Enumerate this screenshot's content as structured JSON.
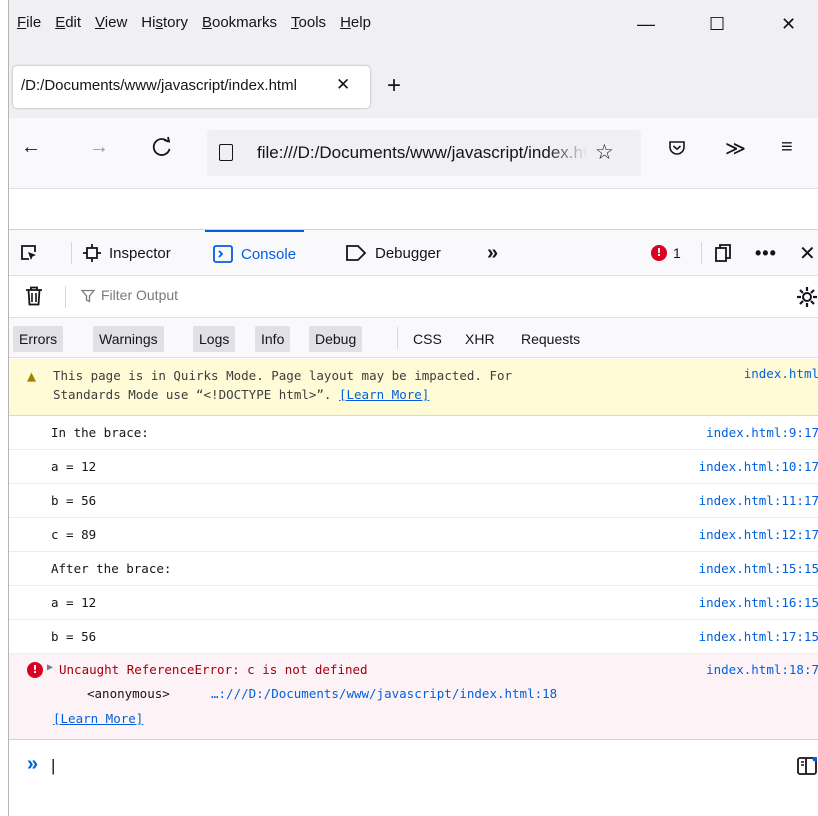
{
  "menu": {
    "items": [
      {
        "u": "F",
        "rest": "ile"
      },
      {
        "u": "E",
        "rest": "dit"
      },
      {
        "u": "V",
        "rest": "iew"
      },
      {
        "pre": "Hi",
        "u": "s",
        "rest": "tory"
      },
      {
        "u": "B",
        "rest": "ookmarks"
      },
      {
        "u": "T",
        "rest": "ools"
      },
      {
        "u": "H",
        "rest": "elp"
      }
    ],
    "labels": [
      "File",
      "Edit",
      "View",
      "History",
      "Bookmarks",
      "Tools",
      "Help"
    ]
  },
  "window_controls": {
    "minimize": "—",
    "maximize": "☐",
    "close": "✕"
  },
  "tab": {
    "title": "/D:/Documents/www/javascript/index.html",
    "close": "✕",
    "new_tab": "+"
  },
  "nav": {
    "back": "←",
    "forward": "→",
    "reload": "C",
    "url": "file:///D:/Documents/www/javascript/index.html",
    "star": "☆",
    "more": "≫",
    "menu": "≡"
  },
  "devtools": {
    "tabs": {
      "inspector": "Inspector",
      "console": "Console",
      "debugger": "Debugger",
      "overflow": "»"
    },
    "error_count": "1",
    "filter_placeholder": "Filter Output",
    "categories": [
      "Errors",
      "Warnings",
      "Logs",
      "Info",
      "Debug"
    ],
    "extra_categories": [
      "CSS",
      "XHR",
      "Requests"
    ]
  },
  "messages": {
    "warning": {
      "line1": "This page is in Quirks Mode. Page layout may be impacted. For",
      "line2": "Standards Mode use “<!DOCTYPE html>”. ",
      "learn": "[Learn More]",
      "loc": "index.html"
    },
    "logs": [
      {
        "text": "In the brace:",
        "loc": "index.html:9:17"
      },
      {
        "text": "a = 12",
        "loc": "index.html:10:17"
      },
      {
        "text": "b = 56",
        "loc": "index.html:11:17"
      },
      {
        "text": "c = 89",
        "loc": "index.html:12:17"
      },
      {
        "text": "After the brace:",
        "loc": "index.html:15:15"
      },
      {
        "text": "a = 12",
        "loc": "index.html:16:15"
      },
      {
        "text": "b = 56",
        "loc": "index.html:17:15"
      }
    ],
    "error": {
      "text": "Uncaught ReferenceError: c is not defined",
      "loc": "index.html:18:7",
      "frame_name": "<anonymous>",
      "frame_loc": "…:///D:/Documents/www/javascript/index.html:18",
      "learn": "[Learn More]"
    }
  },
  "prompt": {
    "chevron": "»",
    "caret": "|"
  },
  "colors": {
    "accent": "#0060df",
    "error": "#d70022",
    "warning_bg": "#fffbd6",
    "error_bg": "#fdf2f5"
  }
}
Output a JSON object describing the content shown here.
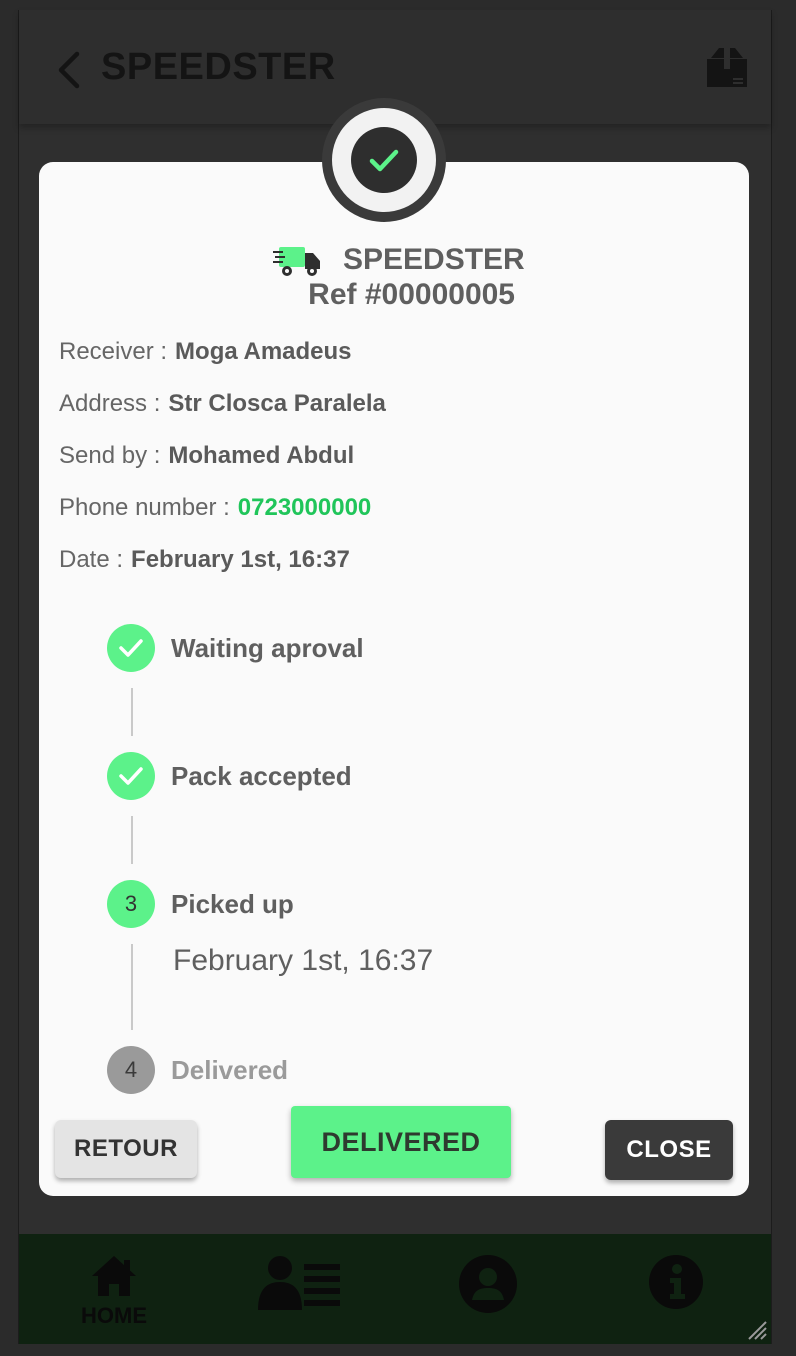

═══

- TO BE DONE
Using the records above, output their complete text exactly, minus any images.

- SOLVED PROBLEM
Enumerate this screenshot's content as structured JSON.
{
  "menu": {
    "items": [
      {
        "u": "F",
        "rest": "ile"
      },
      {
        "u": "E",
        "rest": "dit"
      },
      {
        "u": "V",
        "rest": "iew"
      },
      {
        "pre": "Hi",
        "u": "s",
        "rest": "tory"
      },
      {
        "u": "B",
        "rest": "ookmarks"
      },
      {
        "u": "T",
        "rest": "ools"
      },
      {
        "u": "H",
        "rest": "elp"
      }
    ],
    "labels": [
      "File",
      "Edit",
      "View",
      "History",
      "Bookmarks",
      "Tools",
      "Help"
    ]
  },
  "window_controls": {
    "minimize": "—",
    "maximize": "☐",
    "close": "✕"
  },
  "tab": {
    "title": "/D:/Documents/www/javascript/index.html",
    "close": "✕",
    "new_tab": "+"
  },
  "nav": {
    "back": "←",
    "forward": "→",
    "reload": "C",
    "url": "file:///D:/Documents/www/javascript/index.html",
    "star": "☆",
    "more": "≫",
    "menu": "≡"
  },
  "devtools": {
    "tabs": {
      "inspector": "Inspector",
      "console": "Console",
      "debugger": "Debugger",
      "overflow": "»"
    },
    "error_count": "1",
    "filter_placeholder": "Filter Output",
    "categories": [
      "Errors",
      "Warnings",
      "Logs",
      "Info",
      "Debug"
    ],
    "extra_categories": [
      "CSS",
      "XHR",
      "Requests"
    ]
  },
  "messages": {
    "warning": {
      "line1": "This page is in Quirks Mode. Page layout may be impacted. For",
      "line2": "Standards Mode use “<!DOCTYPE html>”. ",
      "learn": "[Learn More]",
      "loc": "index.html"
    },
    "logs": [
      {
        "text": "In the brace:",
        "loc": "index.html:9:17"
      },
      {
        "text": "a = 12",
        "loc": "index.html:10:17"
      },
      {
        "text": "b = 56",
        "loc": "index.html:11:17"
      },
      {
        "text": "c = 89",
        "loc": "index.html:12:17"
      },
      {
        "text": "After the brace:",
        "loc": "index.html:15:15"
      },
      {
        "text": "a = 12",
        "loc": "index.html:16:15"
      },
      {
        "text": "b = 56",
        "loc": "index.html:17:15"
      }
    ],
    "error": {
      "text": "Uncaught ReferenceError: c is not defined",
      "loc": "index.html:18:7",
      "frame_name": "<anonymous>",
      "frame_loc": "…:///D:/Documents/www/javascript/index.html:18",
      "learn": "[Learn More]"
    }
  },
  "prompt": {
    "chevron": "»",
    "caret": "|"
  },
  "colors": {
    "accent": "#0060df",
    "error": "#d70022",
    "warning_bg": "#fffbd6",
    "error_bg": "#fdf2f5"
  }
}
Output a JSON object describing the content shown here.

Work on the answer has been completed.